> [SELECTED EXCERPT]
>> Begin

The Black Hills Pioneer reports that three new Meade School District members who are concerned about the funding of rural schools want to talk about doing the worst thing possible for the funding of rural schools: form a new district out in rural Meade County:

“We have a group of people who have been talking about being their own school district,” Superintendent Jeff Simmons said Wednesday.

He said the item about the district boundary was placed on the agenda at the request of the new school board members – John Nachtigall of Elm Springs, Lee Spring of Atall, and J.T. Vig of Opal. All three live in rural areas of Meade County east of Sturgis. They have been vocal about their concerns of underfunding of the rural schools [Deb Holland, “Rural Meade Residents Want School Boundaries Changed,” Black Hills Pioneer, 2019.07.12].

>> End

> [RAW DATA]

>> Begin

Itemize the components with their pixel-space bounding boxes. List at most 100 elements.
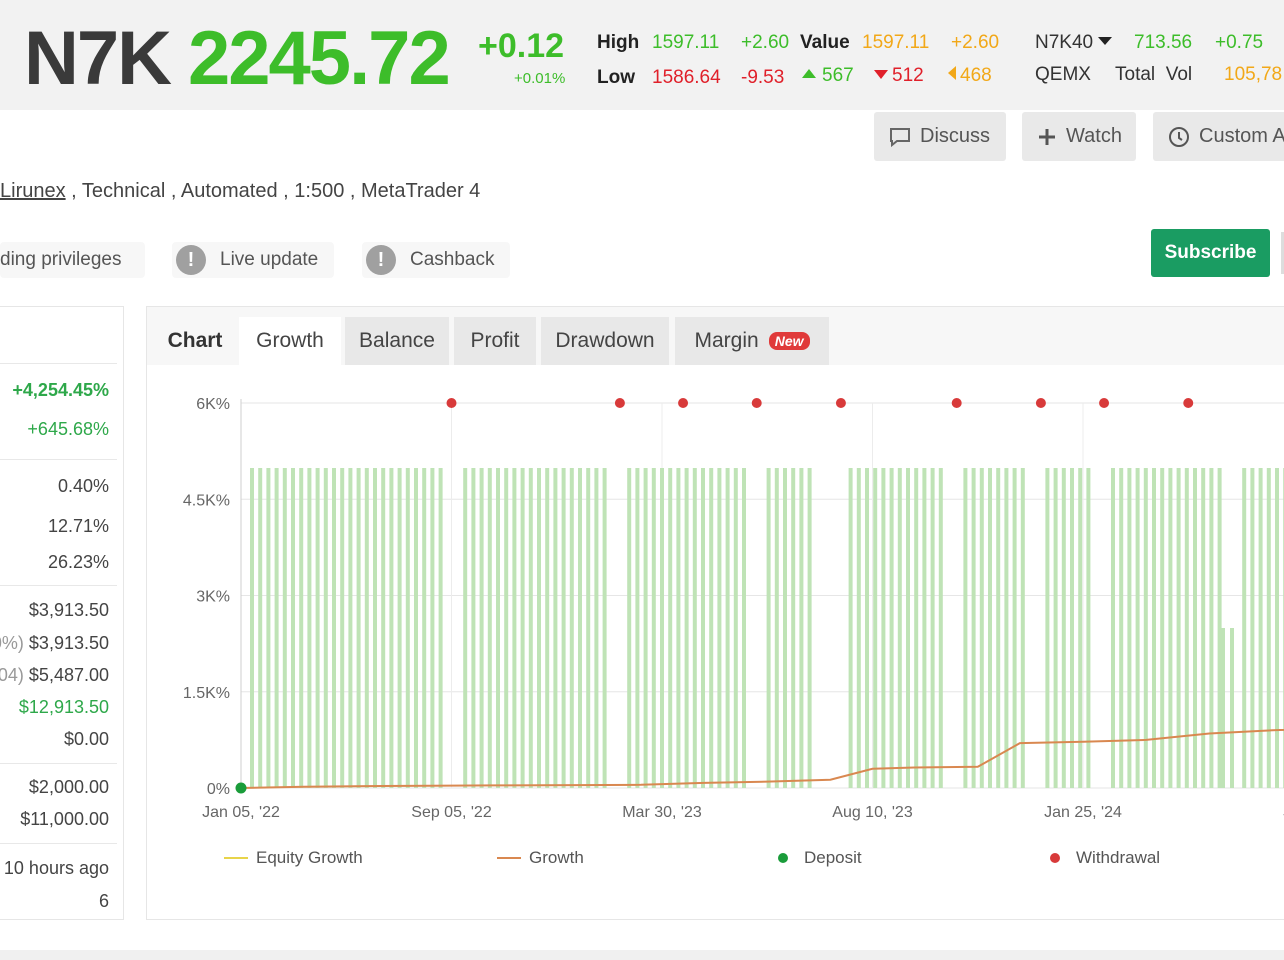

>> End

> [WHAT IS NEEDED]
Pick up the passage about rural Meade County board members wanting their own school district and continue it from where it stops.

> [RESPONSE]
Meade School District 46-1
Meade School District 46-1

I’d sure like the folks out in the middle of Meade County to have their own K-12 school district so they wouldn’t have to truck all the way in to Sturgis for high school. I’d also like the nice folks in Elm Springs and Opal to have their own grocery store and movie theater and go-kart palace. But the numbers don’t seem to be there:

Student enrollment at the beginning of the 2018-19 school year in the rural schools showed Opal had 15 students; Hereford, 15; Elm Springs, 14; Atall, 11; Union Center and Enning, 48 — a total of 103 [Holland, 2019.07.12].

Right now, those 103 scattered rural children and their parents enjoy the benefits of participating in a much larger school district that can hire more teachers and pay them more than any collective effort those rural families could make on their own. If the OHESAUCE parents decide to secede from the Meade School District, they’ll be calling Lt. Governor Larry Rhoden for Legislative favors just like Rep. Spencer Gosch had to arrange last year to save his only slightly larger Herreid School District from closure.

Far be it from me to stand in the way of anyone’s effort at independence. But an independent school district in the sparse middle of Meade County is not an effective use of public resources.

17 Comments

  1. Debbo 2019-07-16 15:12

    What those families way out there have to do is either rent a house in Sturgis, pay room and board to someone in Sturgis for their children to stay there Sunday night through Thursday night, or put in 3-4 hours on the road 5 days per week, plus associated driving costs. All those expenses increase if the child is involved in any extra curricular activities.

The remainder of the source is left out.